__PROVIDED DATA__:
------------------------------------------------
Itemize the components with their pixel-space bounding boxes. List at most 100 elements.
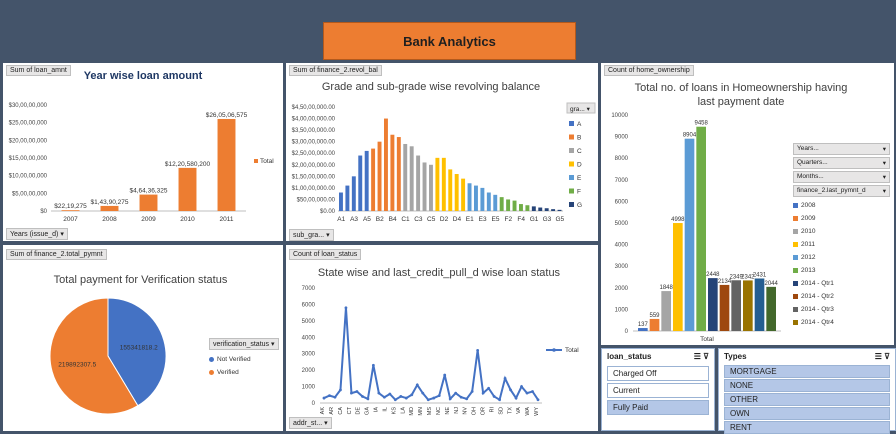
------------------------------------------------
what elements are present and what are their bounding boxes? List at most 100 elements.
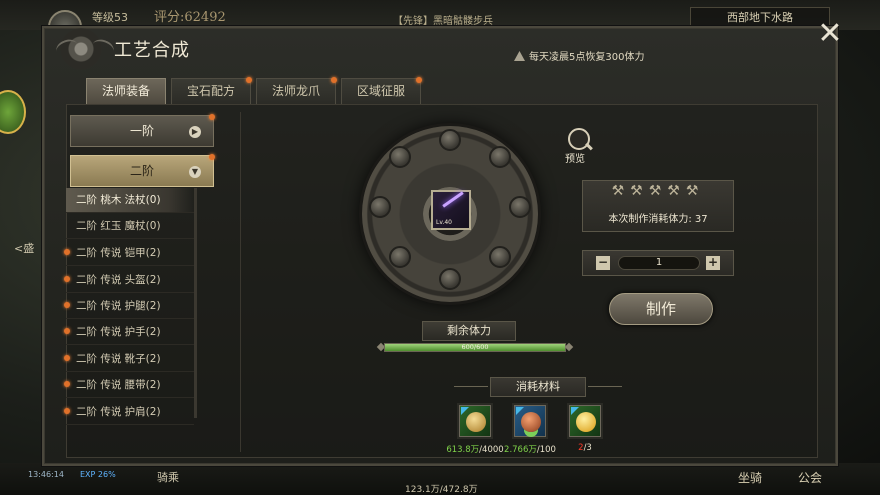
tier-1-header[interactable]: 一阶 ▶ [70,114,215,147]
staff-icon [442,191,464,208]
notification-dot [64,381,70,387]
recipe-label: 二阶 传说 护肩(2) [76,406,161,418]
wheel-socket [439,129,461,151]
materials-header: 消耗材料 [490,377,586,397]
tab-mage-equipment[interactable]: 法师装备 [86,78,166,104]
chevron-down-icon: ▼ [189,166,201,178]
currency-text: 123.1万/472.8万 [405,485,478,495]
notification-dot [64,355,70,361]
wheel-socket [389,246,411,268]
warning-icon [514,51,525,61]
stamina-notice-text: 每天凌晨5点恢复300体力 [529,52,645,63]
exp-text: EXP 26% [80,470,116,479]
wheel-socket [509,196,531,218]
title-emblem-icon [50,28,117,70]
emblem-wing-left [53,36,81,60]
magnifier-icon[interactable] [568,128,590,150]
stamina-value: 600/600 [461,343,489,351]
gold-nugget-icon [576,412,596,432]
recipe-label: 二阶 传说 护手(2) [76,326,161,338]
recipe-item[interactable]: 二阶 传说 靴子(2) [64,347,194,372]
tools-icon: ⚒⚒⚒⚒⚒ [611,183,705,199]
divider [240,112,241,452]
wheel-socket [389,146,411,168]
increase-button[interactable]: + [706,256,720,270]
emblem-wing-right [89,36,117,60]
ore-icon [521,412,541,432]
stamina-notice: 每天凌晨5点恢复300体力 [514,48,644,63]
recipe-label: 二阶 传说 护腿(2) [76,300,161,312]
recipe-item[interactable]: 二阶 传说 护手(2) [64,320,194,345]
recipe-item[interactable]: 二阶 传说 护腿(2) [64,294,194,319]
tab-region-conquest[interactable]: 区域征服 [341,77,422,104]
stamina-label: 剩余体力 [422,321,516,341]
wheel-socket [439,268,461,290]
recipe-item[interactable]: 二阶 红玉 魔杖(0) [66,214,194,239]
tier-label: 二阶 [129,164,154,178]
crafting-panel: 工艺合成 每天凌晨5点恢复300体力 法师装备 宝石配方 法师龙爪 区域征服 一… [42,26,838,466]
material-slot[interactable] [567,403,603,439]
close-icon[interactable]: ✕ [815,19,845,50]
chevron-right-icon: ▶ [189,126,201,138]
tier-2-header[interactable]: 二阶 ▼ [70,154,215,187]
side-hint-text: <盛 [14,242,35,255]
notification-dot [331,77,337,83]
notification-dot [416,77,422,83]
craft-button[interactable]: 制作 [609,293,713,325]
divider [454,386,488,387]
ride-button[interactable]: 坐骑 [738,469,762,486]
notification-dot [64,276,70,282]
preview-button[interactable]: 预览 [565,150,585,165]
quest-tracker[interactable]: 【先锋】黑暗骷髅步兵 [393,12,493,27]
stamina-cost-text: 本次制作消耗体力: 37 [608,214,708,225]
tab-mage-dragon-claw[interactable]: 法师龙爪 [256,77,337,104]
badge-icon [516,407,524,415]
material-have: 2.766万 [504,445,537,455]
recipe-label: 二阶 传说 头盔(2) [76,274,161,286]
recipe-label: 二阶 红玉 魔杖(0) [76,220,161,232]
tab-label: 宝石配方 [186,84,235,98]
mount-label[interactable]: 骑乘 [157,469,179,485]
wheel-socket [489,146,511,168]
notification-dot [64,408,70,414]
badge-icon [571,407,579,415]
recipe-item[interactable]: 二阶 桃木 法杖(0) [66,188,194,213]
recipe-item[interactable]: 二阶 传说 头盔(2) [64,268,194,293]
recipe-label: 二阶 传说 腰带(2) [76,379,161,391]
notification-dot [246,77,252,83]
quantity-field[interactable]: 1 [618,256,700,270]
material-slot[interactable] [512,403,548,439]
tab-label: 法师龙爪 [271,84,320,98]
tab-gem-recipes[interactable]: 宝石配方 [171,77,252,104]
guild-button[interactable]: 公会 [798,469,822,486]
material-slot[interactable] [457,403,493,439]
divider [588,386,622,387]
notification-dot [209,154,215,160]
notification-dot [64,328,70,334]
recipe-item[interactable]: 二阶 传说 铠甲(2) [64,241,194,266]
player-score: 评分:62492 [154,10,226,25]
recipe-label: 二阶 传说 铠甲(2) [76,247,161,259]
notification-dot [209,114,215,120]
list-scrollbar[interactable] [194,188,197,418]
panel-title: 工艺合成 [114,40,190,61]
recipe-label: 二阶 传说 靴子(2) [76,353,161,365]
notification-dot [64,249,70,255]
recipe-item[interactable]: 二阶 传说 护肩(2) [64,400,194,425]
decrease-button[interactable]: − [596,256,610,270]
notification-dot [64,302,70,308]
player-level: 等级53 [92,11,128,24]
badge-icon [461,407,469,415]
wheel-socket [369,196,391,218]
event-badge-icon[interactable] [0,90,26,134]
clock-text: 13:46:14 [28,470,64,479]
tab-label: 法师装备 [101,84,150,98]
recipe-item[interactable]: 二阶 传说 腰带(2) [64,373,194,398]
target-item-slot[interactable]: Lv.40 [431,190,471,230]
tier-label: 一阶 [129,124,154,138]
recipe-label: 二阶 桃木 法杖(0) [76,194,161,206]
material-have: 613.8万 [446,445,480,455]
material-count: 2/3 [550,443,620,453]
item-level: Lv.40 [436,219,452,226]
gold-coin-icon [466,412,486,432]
------------------------------------------------
Which lines above contain the string "宝石配方"? Pull out each of them in full, matching case exactly.

crafting-panel: 工艺合成 每天凌晨5点恢复300体力 法师装备 宝石配方 法师龙爪 区域征服 一… [42,26,838,466]
tab-label: 宝石配方 [186,84,235,98]
tab-gem-recipes[interactable]: 宝石配方 [171,77,252,104]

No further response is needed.